Working data:
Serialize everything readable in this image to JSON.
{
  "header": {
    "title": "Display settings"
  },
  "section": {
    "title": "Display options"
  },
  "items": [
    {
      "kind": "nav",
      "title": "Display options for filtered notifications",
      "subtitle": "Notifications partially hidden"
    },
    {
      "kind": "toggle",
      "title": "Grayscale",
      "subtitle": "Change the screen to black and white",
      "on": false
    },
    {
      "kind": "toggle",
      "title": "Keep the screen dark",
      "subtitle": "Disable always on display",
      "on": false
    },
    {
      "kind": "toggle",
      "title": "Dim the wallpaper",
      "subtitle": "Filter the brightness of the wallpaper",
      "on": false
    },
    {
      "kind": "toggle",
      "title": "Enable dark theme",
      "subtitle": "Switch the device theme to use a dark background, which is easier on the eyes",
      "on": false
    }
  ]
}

Aim: Using the data above, print every record exactly as shown.

Response for this exercise:
Serialize everything readable in this image to JSON.
{
  "header": {
    "title": "Display settings"
  },
  "section": {
    "title": "Display options"
  },
  "items": [
    {
      "kind": "nav",
      "title": "Display options for filtered notifications",
      "subtitle": "Notifications partially hidden"
    },
    {
      "kind": "toggle",
      "title": "Grayscale",
      "subtitle": "Change the screen to black and white",
      "on": false
    },
    {
      "kind": "toggle",
      "title": "Keep the screen dark",
      "subtitle": "Disable always on display",
      "on": false
    },
    {
      "kind": "toggle",
      "title": "Dim the wallpaper",
      "subtitle": "Filter the brightness of the wallpaper",
      "on": false
    },
    {
      "kind": "toggle",
      "title": "Enable dark theme",
      "subtitle": "Switch the device theme to use a dark background, which is easier on the eyes",
      "on": false
    }
  ]
}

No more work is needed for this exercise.